Say only how many lines contain the word "Книга".

**** Data excerpts ****

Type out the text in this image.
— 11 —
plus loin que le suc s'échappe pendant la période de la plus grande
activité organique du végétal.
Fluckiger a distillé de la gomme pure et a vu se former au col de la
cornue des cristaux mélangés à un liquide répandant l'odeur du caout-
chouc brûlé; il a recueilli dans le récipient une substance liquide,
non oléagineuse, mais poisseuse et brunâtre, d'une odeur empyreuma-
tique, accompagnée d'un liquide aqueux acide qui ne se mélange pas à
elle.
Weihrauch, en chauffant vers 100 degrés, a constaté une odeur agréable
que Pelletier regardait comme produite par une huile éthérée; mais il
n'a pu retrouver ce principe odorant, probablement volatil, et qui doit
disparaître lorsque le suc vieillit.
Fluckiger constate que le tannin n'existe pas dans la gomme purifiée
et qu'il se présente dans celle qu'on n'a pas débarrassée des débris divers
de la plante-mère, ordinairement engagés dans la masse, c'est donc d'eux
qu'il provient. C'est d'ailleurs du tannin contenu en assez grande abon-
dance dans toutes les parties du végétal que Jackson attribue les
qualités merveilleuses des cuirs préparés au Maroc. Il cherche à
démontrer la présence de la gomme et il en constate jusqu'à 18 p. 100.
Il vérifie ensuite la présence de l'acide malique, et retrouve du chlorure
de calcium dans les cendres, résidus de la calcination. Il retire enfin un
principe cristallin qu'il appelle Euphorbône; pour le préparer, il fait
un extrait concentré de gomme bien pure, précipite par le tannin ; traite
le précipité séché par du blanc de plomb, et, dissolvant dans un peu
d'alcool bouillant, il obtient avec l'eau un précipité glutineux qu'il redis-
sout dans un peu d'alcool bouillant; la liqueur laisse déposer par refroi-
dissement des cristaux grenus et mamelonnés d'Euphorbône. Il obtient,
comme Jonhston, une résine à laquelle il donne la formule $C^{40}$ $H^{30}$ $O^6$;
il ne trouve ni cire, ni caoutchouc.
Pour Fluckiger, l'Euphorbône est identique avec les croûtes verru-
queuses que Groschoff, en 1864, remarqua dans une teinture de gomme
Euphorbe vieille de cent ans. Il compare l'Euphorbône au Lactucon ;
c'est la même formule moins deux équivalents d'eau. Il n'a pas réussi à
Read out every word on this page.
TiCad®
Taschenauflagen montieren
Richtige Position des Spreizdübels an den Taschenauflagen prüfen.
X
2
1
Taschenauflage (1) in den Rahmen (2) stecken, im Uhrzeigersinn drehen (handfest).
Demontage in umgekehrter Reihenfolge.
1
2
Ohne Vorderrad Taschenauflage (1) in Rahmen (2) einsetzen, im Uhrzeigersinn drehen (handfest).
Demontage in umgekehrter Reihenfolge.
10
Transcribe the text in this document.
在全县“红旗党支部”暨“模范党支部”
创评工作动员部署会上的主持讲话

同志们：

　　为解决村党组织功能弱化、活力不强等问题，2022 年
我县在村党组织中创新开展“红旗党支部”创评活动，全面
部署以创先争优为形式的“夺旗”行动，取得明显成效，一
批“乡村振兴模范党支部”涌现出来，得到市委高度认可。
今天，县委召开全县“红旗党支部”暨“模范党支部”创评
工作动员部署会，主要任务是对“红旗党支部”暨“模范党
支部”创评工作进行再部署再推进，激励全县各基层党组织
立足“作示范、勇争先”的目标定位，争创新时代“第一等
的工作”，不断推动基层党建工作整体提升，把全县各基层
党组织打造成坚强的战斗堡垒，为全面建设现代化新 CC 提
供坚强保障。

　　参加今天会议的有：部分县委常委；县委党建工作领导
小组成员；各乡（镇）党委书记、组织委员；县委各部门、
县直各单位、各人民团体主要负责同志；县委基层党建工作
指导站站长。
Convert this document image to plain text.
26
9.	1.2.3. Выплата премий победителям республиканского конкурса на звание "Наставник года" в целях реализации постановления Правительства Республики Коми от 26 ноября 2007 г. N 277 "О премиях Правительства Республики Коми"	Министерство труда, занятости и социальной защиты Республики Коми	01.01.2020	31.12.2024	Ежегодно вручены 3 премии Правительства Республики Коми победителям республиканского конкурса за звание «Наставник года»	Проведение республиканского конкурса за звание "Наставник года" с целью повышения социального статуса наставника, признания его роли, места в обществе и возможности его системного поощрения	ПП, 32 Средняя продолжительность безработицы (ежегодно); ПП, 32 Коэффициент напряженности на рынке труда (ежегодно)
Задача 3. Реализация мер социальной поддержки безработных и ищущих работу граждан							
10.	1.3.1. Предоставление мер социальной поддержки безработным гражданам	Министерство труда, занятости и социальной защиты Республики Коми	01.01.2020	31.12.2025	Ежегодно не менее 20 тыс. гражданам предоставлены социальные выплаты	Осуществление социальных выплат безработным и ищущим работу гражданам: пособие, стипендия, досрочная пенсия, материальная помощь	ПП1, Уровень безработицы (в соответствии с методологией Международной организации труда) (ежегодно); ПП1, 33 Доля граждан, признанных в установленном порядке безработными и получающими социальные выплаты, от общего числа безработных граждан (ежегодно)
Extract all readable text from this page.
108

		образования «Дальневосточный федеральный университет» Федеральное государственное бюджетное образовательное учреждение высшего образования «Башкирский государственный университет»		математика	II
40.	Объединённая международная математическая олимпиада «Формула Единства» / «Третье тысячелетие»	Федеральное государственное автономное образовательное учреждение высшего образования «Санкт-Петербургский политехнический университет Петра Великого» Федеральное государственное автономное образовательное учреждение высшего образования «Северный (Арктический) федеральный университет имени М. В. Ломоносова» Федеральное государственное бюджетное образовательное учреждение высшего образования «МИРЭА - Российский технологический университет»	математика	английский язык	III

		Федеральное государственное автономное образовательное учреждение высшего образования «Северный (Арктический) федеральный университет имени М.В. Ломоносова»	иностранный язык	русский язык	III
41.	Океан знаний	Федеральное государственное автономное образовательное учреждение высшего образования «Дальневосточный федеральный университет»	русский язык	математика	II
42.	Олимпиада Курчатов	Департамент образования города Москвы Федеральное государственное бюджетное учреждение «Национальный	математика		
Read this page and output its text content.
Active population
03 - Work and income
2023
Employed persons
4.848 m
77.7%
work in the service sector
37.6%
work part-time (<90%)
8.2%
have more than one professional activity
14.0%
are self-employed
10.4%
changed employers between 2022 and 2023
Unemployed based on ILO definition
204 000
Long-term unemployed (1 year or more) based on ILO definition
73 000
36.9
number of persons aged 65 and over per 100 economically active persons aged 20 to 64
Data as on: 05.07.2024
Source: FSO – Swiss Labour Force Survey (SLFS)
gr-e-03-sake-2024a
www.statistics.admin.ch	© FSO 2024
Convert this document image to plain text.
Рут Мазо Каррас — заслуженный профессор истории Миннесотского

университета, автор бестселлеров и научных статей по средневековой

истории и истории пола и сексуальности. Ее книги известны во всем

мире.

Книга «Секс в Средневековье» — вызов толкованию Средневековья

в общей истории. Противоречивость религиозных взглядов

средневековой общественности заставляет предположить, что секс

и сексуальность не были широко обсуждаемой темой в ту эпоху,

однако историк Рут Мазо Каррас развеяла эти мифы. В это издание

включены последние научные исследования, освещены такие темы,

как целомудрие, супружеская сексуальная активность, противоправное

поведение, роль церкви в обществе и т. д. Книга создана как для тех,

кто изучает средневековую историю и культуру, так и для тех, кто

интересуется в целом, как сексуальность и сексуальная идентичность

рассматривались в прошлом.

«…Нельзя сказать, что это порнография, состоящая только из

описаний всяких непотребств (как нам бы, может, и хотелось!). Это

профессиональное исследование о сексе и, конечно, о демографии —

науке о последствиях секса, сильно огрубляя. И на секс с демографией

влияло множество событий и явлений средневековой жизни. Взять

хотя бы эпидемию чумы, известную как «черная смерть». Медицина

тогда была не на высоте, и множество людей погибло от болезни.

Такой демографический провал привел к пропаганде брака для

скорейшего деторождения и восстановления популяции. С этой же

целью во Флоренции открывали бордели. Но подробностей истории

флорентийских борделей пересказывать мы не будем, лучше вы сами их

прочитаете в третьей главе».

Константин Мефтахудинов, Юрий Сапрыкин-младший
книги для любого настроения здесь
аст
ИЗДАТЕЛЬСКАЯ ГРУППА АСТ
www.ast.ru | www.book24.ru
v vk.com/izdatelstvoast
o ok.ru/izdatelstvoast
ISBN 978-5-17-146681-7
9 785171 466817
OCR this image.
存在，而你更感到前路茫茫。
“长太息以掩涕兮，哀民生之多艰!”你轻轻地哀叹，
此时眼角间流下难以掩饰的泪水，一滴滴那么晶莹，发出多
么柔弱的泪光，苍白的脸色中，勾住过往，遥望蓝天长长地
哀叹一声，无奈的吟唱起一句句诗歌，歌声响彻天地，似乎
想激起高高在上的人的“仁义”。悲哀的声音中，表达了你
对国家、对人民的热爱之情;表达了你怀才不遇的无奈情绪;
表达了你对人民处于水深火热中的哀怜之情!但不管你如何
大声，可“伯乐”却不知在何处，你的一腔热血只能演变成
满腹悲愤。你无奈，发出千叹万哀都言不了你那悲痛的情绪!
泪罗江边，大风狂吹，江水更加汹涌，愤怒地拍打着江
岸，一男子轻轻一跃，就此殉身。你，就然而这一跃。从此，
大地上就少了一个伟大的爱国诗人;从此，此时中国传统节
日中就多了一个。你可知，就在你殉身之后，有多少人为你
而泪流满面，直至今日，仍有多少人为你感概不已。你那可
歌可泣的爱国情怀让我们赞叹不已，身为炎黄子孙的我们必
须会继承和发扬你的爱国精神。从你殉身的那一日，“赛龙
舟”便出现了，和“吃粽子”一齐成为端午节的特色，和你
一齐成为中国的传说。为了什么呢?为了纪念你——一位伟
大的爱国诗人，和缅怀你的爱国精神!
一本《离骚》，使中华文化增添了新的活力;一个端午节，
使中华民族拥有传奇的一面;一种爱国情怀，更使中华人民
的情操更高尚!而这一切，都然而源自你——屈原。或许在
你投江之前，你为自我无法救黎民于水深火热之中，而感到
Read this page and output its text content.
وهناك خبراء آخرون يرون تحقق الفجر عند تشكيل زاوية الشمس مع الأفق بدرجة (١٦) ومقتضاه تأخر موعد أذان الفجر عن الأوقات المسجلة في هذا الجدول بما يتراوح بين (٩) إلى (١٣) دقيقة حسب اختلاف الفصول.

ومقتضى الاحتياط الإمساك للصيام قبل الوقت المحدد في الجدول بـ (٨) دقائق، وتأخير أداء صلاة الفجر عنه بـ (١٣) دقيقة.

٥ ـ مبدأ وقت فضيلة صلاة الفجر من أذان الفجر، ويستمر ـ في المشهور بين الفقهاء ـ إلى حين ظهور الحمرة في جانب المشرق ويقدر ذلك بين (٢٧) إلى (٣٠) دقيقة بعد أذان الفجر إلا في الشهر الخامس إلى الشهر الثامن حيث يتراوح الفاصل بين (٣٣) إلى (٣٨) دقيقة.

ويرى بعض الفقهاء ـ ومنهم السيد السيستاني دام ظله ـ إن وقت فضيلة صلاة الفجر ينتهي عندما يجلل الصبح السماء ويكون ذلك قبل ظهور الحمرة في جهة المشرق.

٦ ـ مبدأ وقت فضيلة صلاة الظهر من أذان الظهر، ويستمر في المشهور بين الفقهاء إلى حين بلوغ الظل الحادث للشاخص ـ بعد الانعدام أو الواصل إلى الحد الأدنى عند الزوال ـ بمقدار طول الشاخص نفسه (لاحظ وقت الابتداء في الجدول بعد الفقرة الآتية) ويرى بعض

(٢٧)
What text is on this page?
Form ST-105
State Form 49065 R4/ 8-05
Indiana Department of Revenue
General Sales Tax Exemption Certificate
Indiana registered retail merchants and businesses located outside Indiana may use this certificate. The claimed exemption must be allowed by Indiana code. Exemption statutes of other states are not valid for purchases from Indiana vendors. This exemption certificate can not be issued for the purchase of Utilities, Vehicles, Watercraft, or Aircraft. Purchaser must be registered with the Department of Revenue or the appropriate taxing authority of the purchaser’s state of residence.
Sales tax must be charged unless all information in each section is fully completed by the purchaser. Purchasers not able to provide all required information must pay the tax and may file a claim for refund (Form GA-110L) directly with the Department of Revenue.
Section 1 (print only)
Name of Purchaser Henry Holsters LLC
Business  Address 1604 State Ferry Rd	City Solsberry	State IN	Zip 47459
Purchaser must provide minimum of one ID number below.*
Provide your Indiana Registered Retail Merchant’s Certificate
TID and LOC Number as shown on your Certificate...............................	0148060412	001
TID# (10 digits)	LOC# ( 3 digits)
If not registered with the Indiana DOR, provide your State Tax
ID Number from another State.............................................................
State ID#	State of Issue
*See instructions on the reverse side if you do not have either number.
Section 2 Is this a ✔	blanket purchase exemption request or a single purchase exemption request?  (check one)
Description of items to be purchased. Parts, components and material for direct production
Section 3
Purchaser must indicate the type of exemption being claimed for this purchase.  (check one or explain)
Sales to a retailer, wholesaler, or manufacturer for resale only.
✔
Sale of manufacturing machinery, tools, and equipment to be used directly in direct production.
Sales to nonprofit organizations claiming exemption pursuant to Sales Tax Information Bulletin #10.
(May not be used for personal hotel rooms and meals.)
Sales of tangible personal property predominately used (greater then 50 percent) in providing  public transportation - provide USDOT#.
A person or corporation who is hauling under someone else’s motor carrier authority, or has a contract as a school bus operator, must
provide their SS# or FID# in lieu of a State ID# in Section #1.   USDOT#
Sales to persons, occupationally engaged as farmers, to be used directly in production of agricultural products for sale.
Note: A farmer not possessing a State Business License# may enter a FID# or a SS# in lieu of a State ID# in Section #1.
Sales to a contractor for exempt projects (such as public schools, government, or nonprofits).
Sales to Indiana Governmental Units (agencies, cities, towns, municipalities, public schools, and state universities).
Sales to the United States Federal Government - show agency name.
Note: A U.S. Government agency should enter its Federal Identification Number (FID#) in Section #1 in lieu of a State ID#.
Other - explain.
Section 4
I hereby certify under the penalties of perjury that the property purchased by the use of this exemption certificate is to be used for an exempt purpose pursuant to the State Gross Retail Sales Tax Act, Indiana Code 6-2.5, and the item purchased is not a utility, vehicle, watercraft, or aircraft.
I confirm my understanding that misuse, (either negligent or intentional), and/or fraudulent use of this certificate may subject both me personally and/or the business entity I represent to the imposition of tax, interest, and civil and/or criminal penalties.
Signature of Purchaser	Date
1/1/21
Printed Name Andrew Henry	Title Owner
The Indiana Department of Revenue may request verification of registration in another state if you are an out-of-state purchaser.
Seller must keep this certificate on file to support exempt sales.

****

Exercise result:
2